-- Begin Supplied entries --

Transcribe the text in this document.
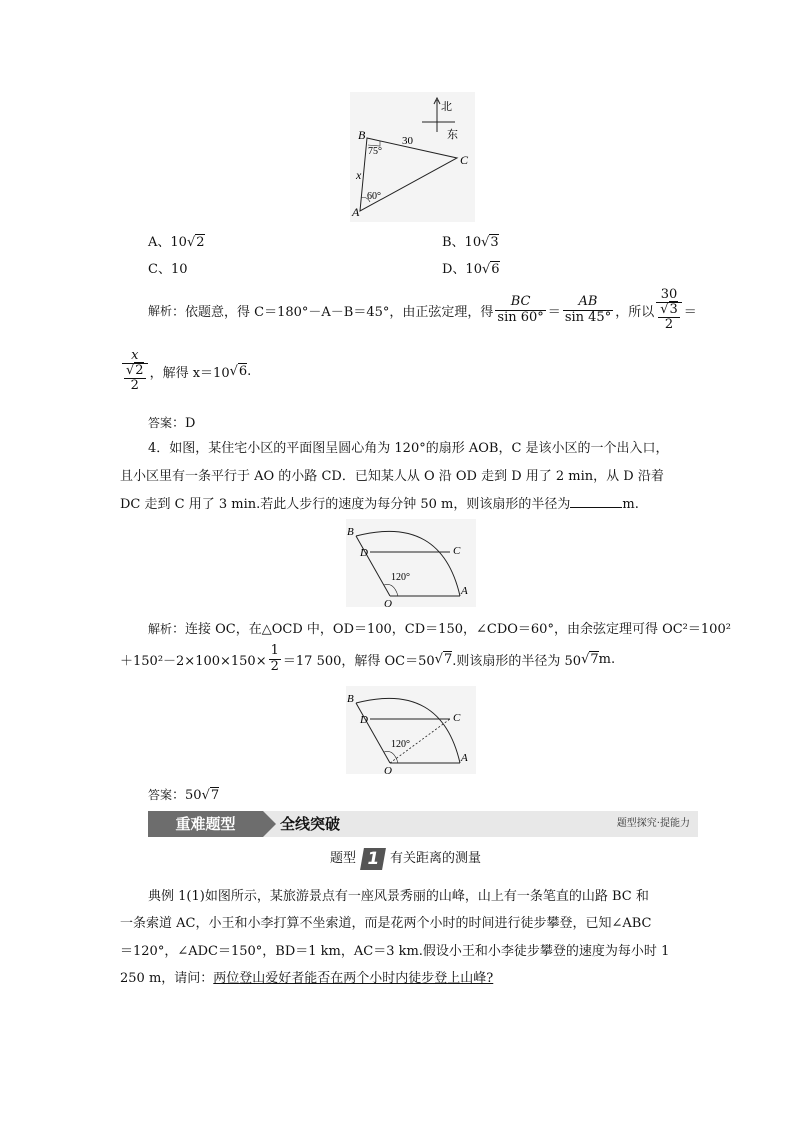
B
A
C
x
30
75°
60°
北
东
A、10√2	B、10√3
C、10	D、10√6
解析 ：依题意，得 C＝180°－A－B＝45°，由正弦定理，得 $\frac{BC}{\sin 60^\circ} = \frac{AB}{\sin 45^\circ}$ ，所以 $\frac{30}{\frac{√3}{2}}$ ＝
$\frac{x}{\frac{√2}{2}}$ ，解得 x＝10 √ 6 .
答案：D
4．如图，某住宅小区的平面图呈圆心角为 120°的扇形 AOB，C 是该小区的一个出入口，
且小区里有一条平行于 AO 的小路 CD．已知某人从 O 沿 OD 走到 D 用了 2 min，从 D 沿着
DC 走到 C 用了 3 min.若此人步行的速度为每分钟 50 m，则该扇形的半径为	m.
B
D	C
O
A
120°
解析：连接 OC，在△OCD 中，OD＝100，CD＝150，∠CDO＝60°，由余弦定理可得 OC²＝100²
$+150^2-2\times 100\times 150\times \frac{1}{2} =17$ 500，解得 OC＝50 √ 7 .则该扇形的半径为 50 √ 7 m.
B
D	C
O
A
120°
答案：50√7
重难题型	全线突破	题型探究·提能力
题型 1 有关距离的测量
典例 1(1)如图所示，某旅游景点有一座风景秀丽的山峰，山上有一条笔直的山路 BC 和
一条索道 AC，小王和小李打算不坐索道，而是花两个小时的时间进行徒步攀登，已知∠ABC
＝120°，∠ADC＝150°，BD＝1 km，AC＝3 km.假设小王和小李徒步攀登的速度为每小时 1
250 m，请问：两位登山爱好者能否在两个小时内徒步登上山峰?
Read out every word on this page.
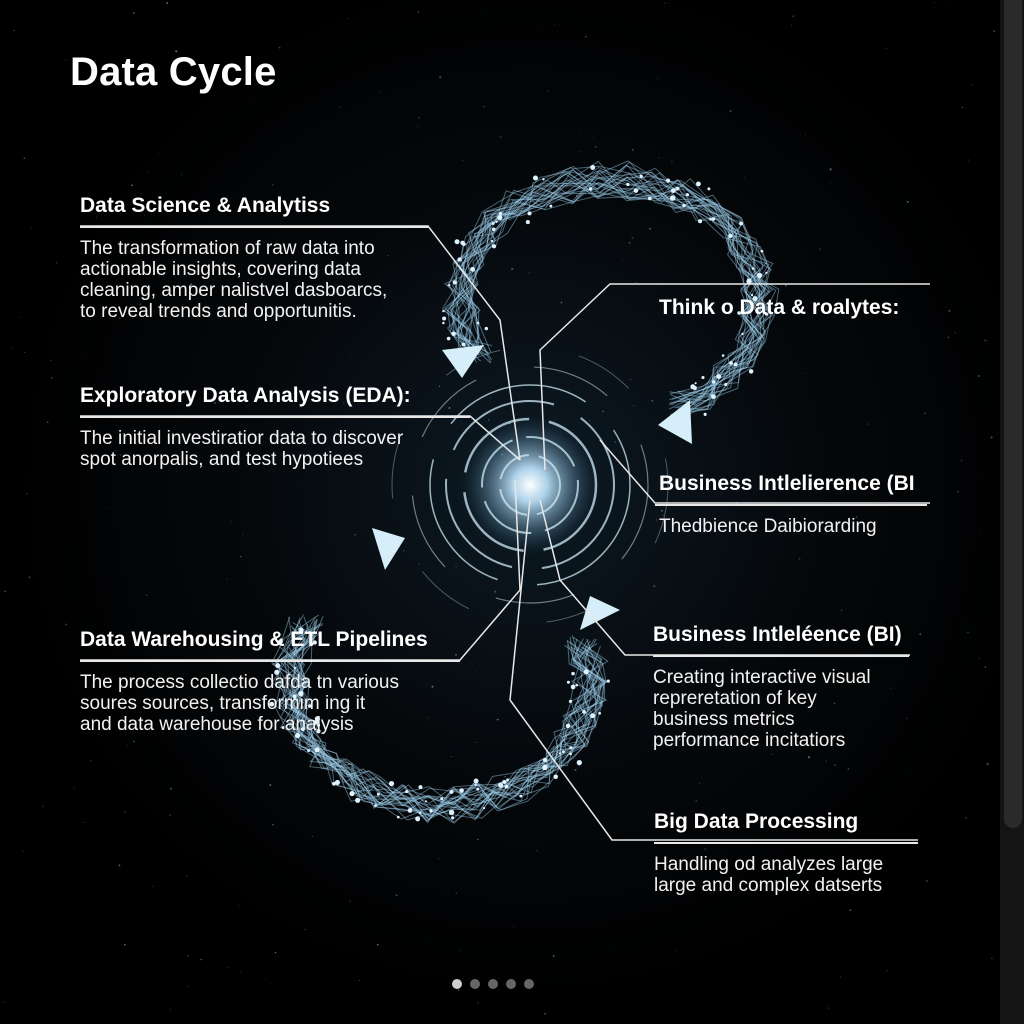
Data Cycle
Data Science & Analytiss

The transformation of raw data into
actionable insights, covering data
cleaning, amper nalistvel dasboarcs,
to reveal trends and opportunitis.

Exploratory Data Analysis (EDA):

The initial investiratior data to discover
spot anorpalis, and test hypotiees

Data Warehousing & ETL Pipelines

The process collectio dafda tn various
soures sources, transformim ing it
and data warehouse for analysis

Think o Data & roalytes:
Business Intlelierence (BI

Thedbience Daibiorarding

Business Intleléence (BI)

Creating interactive visual
repreretation of key
business metrics
performance incitatiors

Big Data Processing

Handling od analyzes large
large and complex datserts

-- End Supplied entries --

■ **Written exercise**
Transcribe every line in the entries above, taking out only the images.

■ **Answer to this task**
Transcribe the text in this document.
B
A
C
x
30
75°
60°
北
东
A、10√2	B、10√3
C、10	D、10√6
解析 ：依题意，得 C＝180°－A－B＝45°，由正弦定理，得 $\frac{BC}{\sin 60^\circ} = \frac{AB}{\sin 45^\circ}$ ，所以 $\frac{30}{\frac{√3}{2}}$ ＝
$\frac{x}{\frac{√2}{2}}$ ，解得 x＝10 √ 6 .
答案：D
4．如图，某住宅小区的平面图呈圆心角为 120°的扇形 AOB，C 是该小区的一个出入口，
且小区里有一条平行于 AO 的小路 CD．已知某人从 O 沿 OD 走到 D 用了 2 min，从 D 沿着
DC 走到 C 用了 3 min.若此人步行的速度为每分钟 50 m，则该扇形的半径为	m.
B
D	C
O
A
120°
解析：连接 OC，在△OCD 中，OD＝100，CD＝150，∠CDO＝60°，由余弦定理可得 OC²＝100²
$+150^2-2\times 100\times 150\times \frac{1}{2} =17$ 500，解得 OC＝50 √ 7 .则该扇形的半径为 50 √ 7 m.
B
D	C
O
A
120°
答案：50√7
重难题型	全线突破	题型探究·提能力
题型 1 有关距离的测量
典例 1(1)如图所示，某旅游景点有一座风景秀丽的山峰，山上有一条笔直的山路 BC 和
一条索道 AC，小王和小李打算不坐索道，而是花两个小时的时间进行徒步攀登，已知∠ABC
＝120°，∠ADC＝150°，BD＝1 km，AC＝3 km.假设小王和小李徒步攀登的速度为每小时 1
250 m，请问：两位登山爱好者能否在两个小时内徒步登上山峰?
Read out every word on this page.
Data Cycle
Data Science & Analytiss

The transformation of raw data into
actionable insights, covering data
cleaning, amper nalistvel dasboarcs,
to reveal trends and opportunitis.

Exploratory Data Analysis (EDA):

The initial investiratior data to discover
spot anorpalis, and test hypotiees

Data Warehousing & ETL Pipelines

The process collectio dafda tn various
soures sources, transformim ing it
and data warehouse for analysis

Think o Data & roalytes:
Business Intlelierence (BI

Thedbience Daibiorarding

Business Intleléence (BI)

Creating interactive visual
repreretation of key
business metrics
performance incitatiors

Big Data Processing

Handling od analyzes large
large and complex datserts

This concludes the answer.